_Directions for this task_: Report, word for word, every line of the material that contains "ymax".

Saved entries
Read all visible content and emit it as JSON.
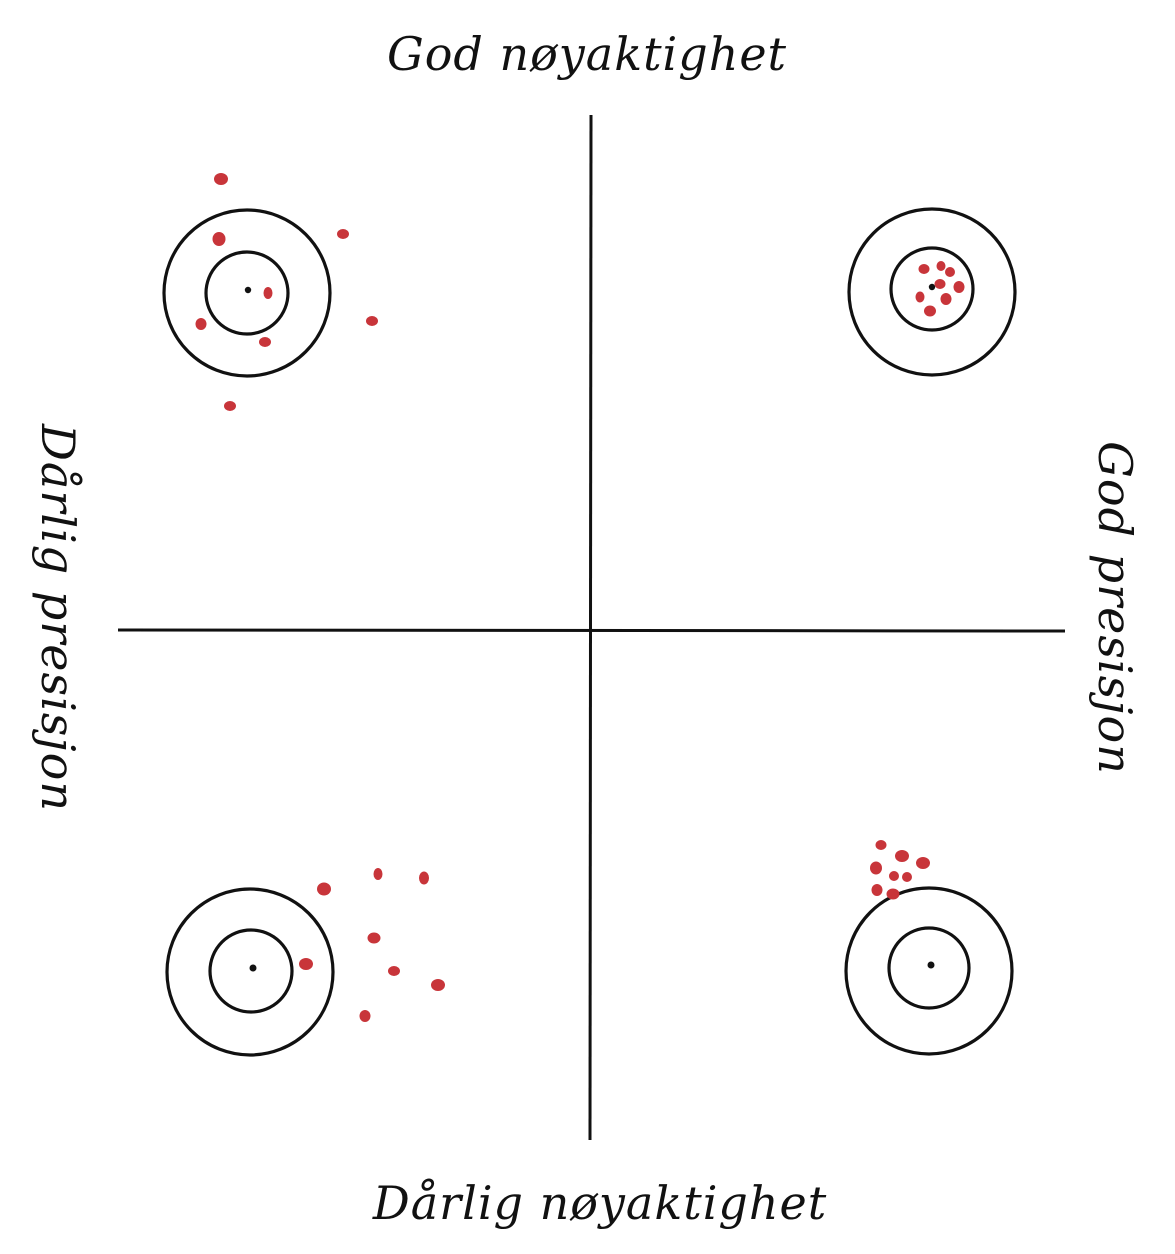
{
  "labels": {
    "top": "God nøyaktighet",
    "bottom": "Dårlig nøyaktighet",
    "left": "Dårlig presisjon",
    "right": "God presisjon"
  },
  "colors": {
    "ink": "#111111",
    "hit": "#c8353a",
    "background": "#ffffff"
  }
}
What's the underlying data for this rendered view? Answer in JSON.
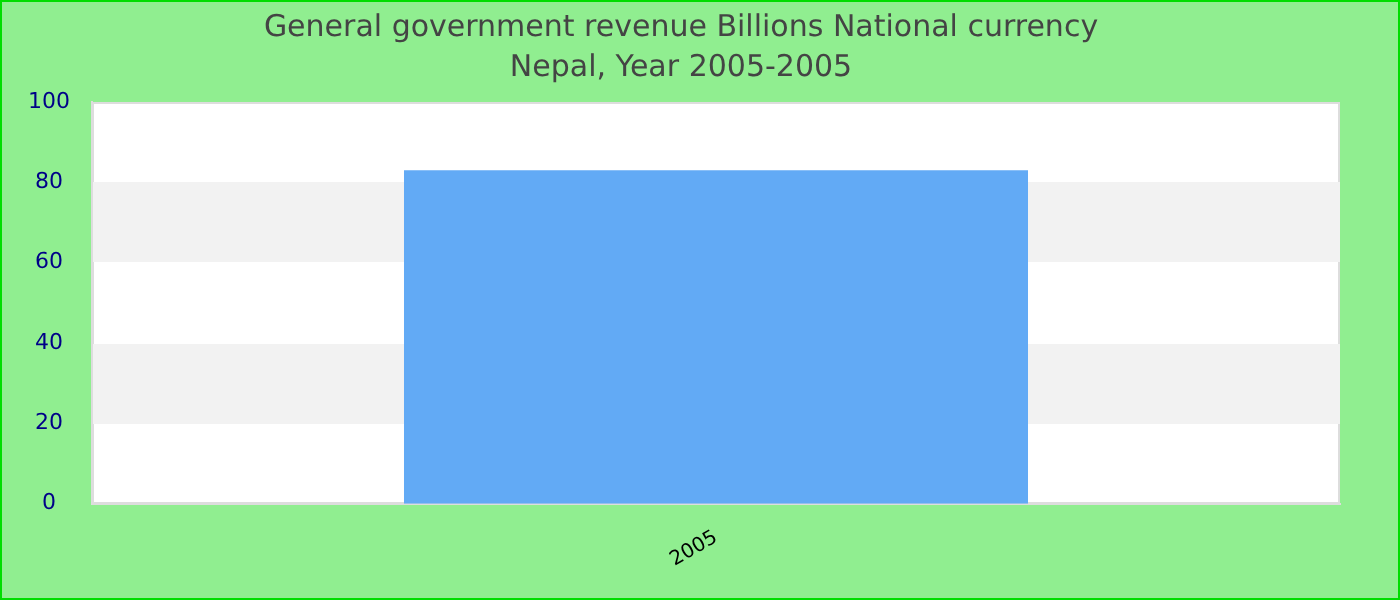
{
  "chart_data": {
    "type": "bar",
    "title": "General government revenue Billions National currency",
    "subtitle": "Nepal, Year 2005-2005",
    "categories": [
      "2005"
    ],
    "values": [
      83
    ],
    "color": "#62aaf5",
    "ylim": [
      0,
      100
    ],
    "yticks": [
      0,
      20,
      40,
      60,
      80,
      100
    ]
  }
}
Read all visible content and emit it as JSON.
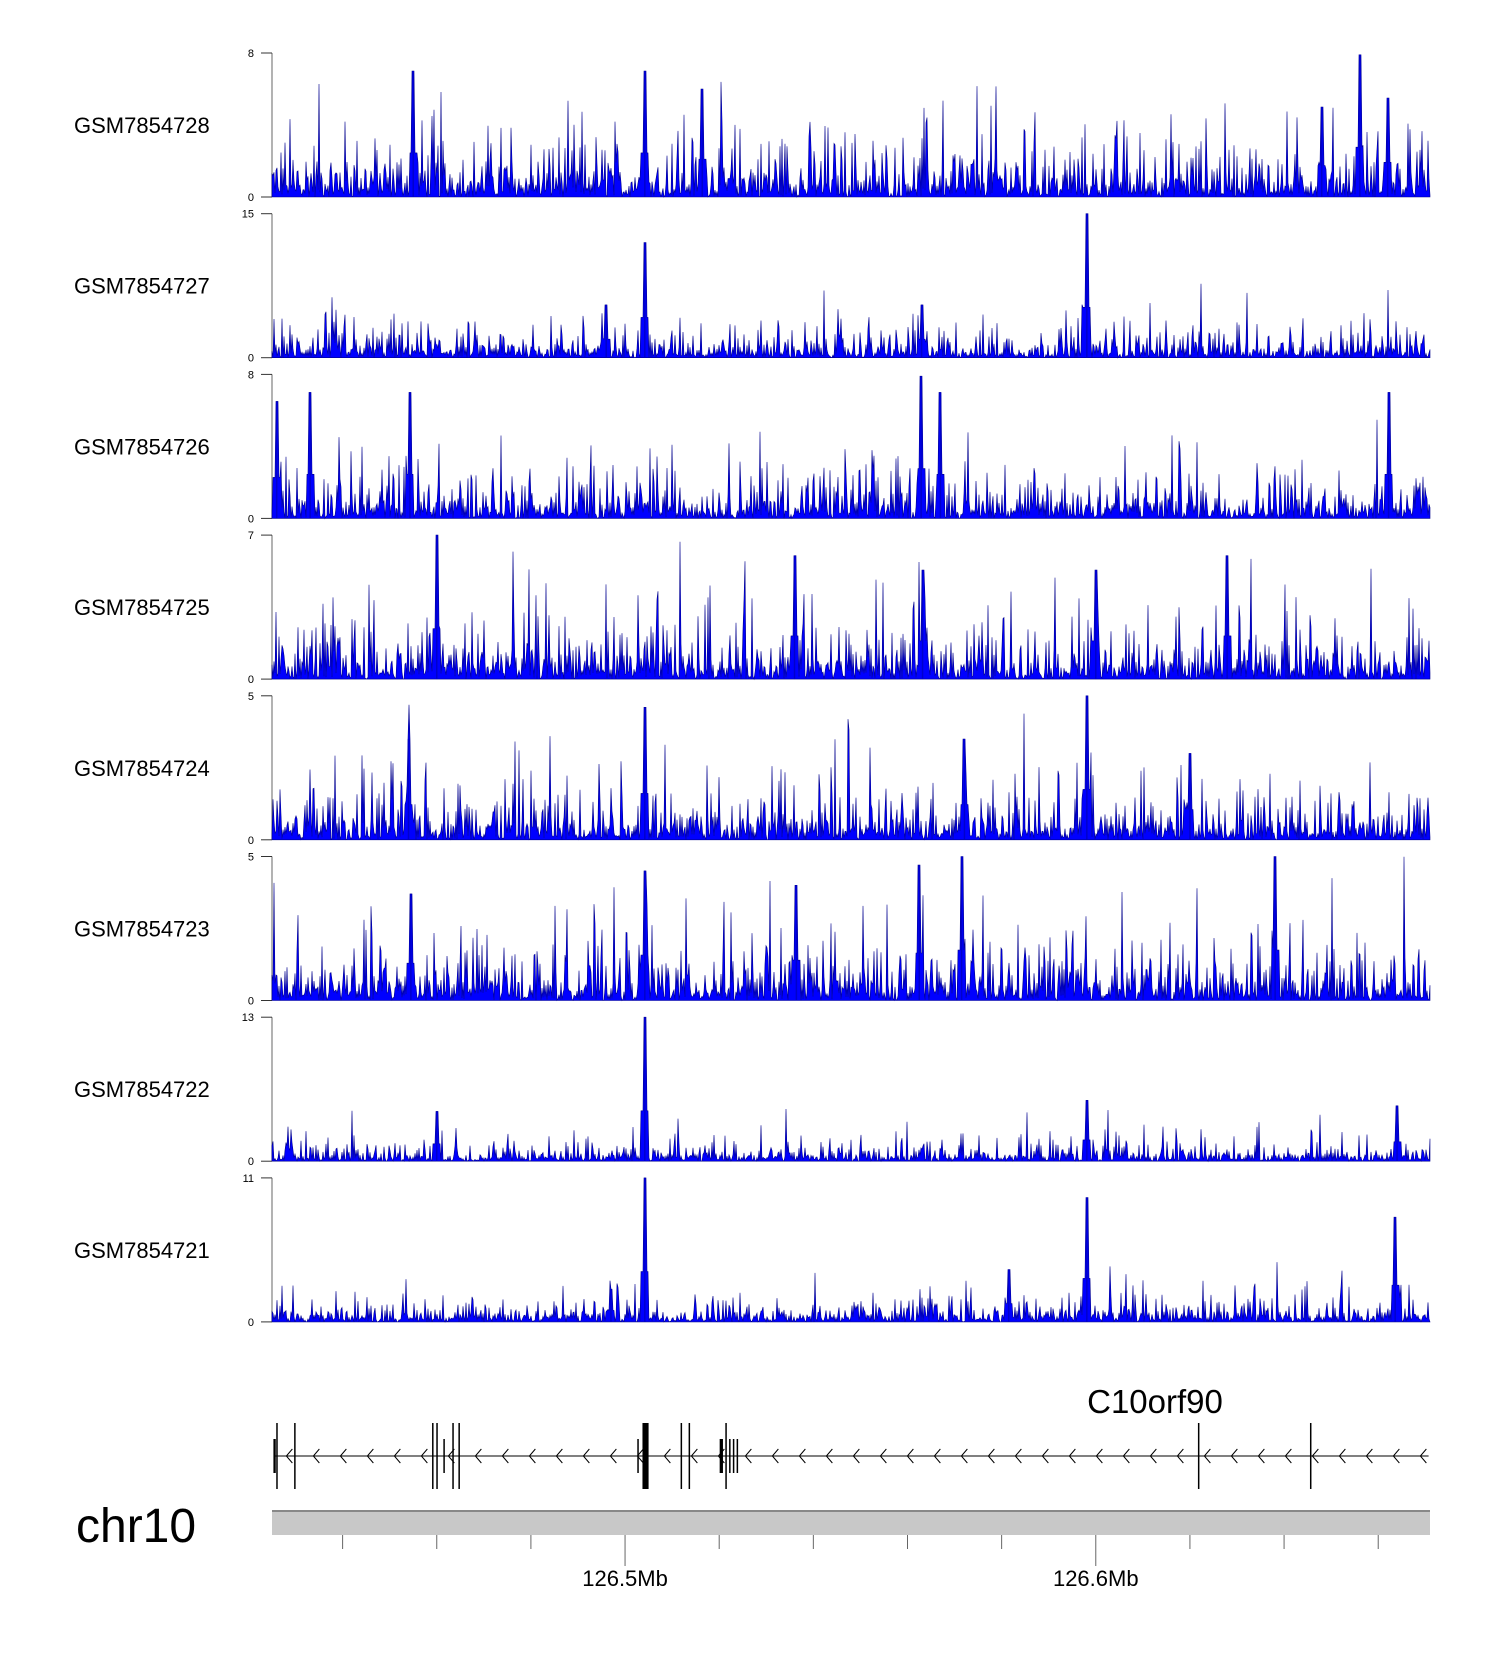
{
  "chart_data": {
    "type": "area",
    "title": "",
    "chromosome": "chr10",
    "xlim": [
      126.425,
      126.671
    ],
    "xunit": "Mb",
    "fill_color": "#0000ff",
    "line_color": "#00008b",
    "tracks": [
      {
        "name": "GSM7854728",
        "ymax": 8,
        "yticks": [
          "0",
          "8"
        ],
        "noise": 2.2,
        "peaks": [
          [
            126.455,
            7.0
          ],
          [
            126.5042,
            7.0
          ],
          [
            126.5164,
            6.0
          ],
          [
            126.6561,
            7.9
          ],
          [
            126.648,
            5.0
          ],
          [
            126.662,
            5.5
          ]
        ]
      },
      {
        "name": "GSM7854727",
        "ymax": 15,
        "yticks": [
          "0",
          "15"
        ],
        "noise": 2.2,
        "peaks": [
          [
            126.5042,
            12.0
          ],
          [
            126.5981,
            15.0
          ],
          [
            126.496,
            5.5
          ],
          [
            126.563,
            5.5
          ]
        ]
      },
      {
        "name": "GSM7854726",
        "ymax": 8,
        "yticks": [
          "0",
          "8"
        ],
        "noise": 1.9,
        "peaks": [
          [
            126.4331,
            7.0
          ],
          [
            126.4543,
            7.0
          ],
          [
            126.5629,
            7.9
          ],
          [
            126.567,
            7.0
          ],
          [
            126.6622,
            7.0
          ],
          [
            126.426,
            6.5
          ]
        ]
      },
      {
        "name": "GSM7854725",
        "ymax": 7,
        "yticks": [
          "0",
          "7"
        ],
        "noise": 1.9,
        "peaks": [
          [
            126.46,
            7.0
          ],
          [
            126.536,
            6.0
          ],
          [
            126.6279,
            6.0
          ],
          [
            126.5632,
            5.3
          ],
          [
            126.6,
            5.3
          ]
        ]
      },
      {
        "name": "GSM7854724",
        "ymax": 5,
        "yticks": [
          "0",
          "5"
        ],
        "noise": 1.3,
        "peaks": [
          [
            126.5042,
            4.6
          ],
          [
            126.5981,
            5.0
          ],
          [
            126.454,
            3.5
          ],
          [
            126.5721,
            3.5
          ],
          [
            126.62,
            3.0
          ]
        ]
      },
      {
        "name": "GSM7854723",
        "ymax": 5,
        "yticks": [
          "0",
          "5"
        ],
        "noise": 1.4,
        "peaks": [
          [
            126.5715,
            5.0
          ],
          [
            126.6381,
            5.0
          ],
          [
            126.5042,
            4.5
          ],
          [
            126.5625,
            4.7
          ],
          [
            126.5364,
            4.0
          ],
          [
            126.4545,
            3.7
          ]
        ]
      },
      {
        "name": "GSM7854722",
        "ymax": 13,
        "yticks": [
          "0",
          "13"
        ],
        "noise": 1.3,
        "peaks": [
          [
            126.5042,
            13.0
          ],
          [
            126.5981,
            5.5
          ],
          [
            126.664,
            5.0
          ],
          [
            126.46,
            4.5
          ]
        ]
      },
      {
        "name": "GSM7854721",
        "ymax": 11,
        "yticks": [
          "0",
          "11"
        ],
        "noise": 1.3,
        "peaks": [
          [
            126.5042,
            11.0
          ],
          [
            126.5981,
            9.5
          ],
          [
            126.6636,
            8.0
          ],
          [
            126.5815,
            4.0
          ],
          [
            126.497,
            2.5
          ]
        ]
      }
    ],
    "gene": {
      "name": "C10orf90",
      "strand": "-",
      "start": 126.4255,
      "end": 126.6707,
      "exons": [
        [
          126.4253,
          126.4258,
          "half"
        ],
        [
          126.4259,
          126.4261,
          "full"
        ],
        [
          126.4297,
          126.4299,
          "full"
        ],
        [
          126.459,
          126.4592,
          "full"
        ],
        [
          126.4599,
          126.4601,
          "full"
        ],
        [
          126.4614,
          126.4616,
          "half"
        ],
        [
          126.4633,
          126.4635,
          "full"
        ],
        [
          126.4646,
          126.4648,
          "full"
        ],
        [
          126.5026,
          126.5028,
          "half"
        ],
        [
          126.5037,
          126.505,
          "full"
        ],
        [
          126.5118,
          126.512,
          "full"
        ],
        [
          126.5135,
          126.5137,
          "full"
        ],
        [
          126.5201,
          126.5208,
          "half"
        ],
        [
          126.5213,
          126.5215,
          "full"
        ],
        [
          126.5221,
          126.5224,
          "half"
        ],
        [
          126.5229,
          126.5232,
          "half"
        ],
        [
          126.5237,
          126.524,
          "half"
        ],
        [
          126.6217,
          126.6219,
          "full"
        ],
        [
          126.6455,
          126.6457,
          "full"
        ]
      ]
    },
    "axis": {
      "major": [
        {
          "value": 126.5,
          "label": "126.5Mb"
        },
        {
          "value": 126.6,
          "label": "126.6Mb"
        }
      ],
      "minor": [
        126.44,
        126.46,
        126.48,
        126.52,
        126.54,
        126.56,
        126.58,
        126.62,
        126.64,
        126.66
      ]
    }
  }
}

_Worked solution_:
        "ymax": 8,
        "ymax": 15,
        "ymax": 8,
        "ymax": 7,
        "ymax": 5,
        "ymax": 5,
        "ymax": 13,
        "ymax": 11,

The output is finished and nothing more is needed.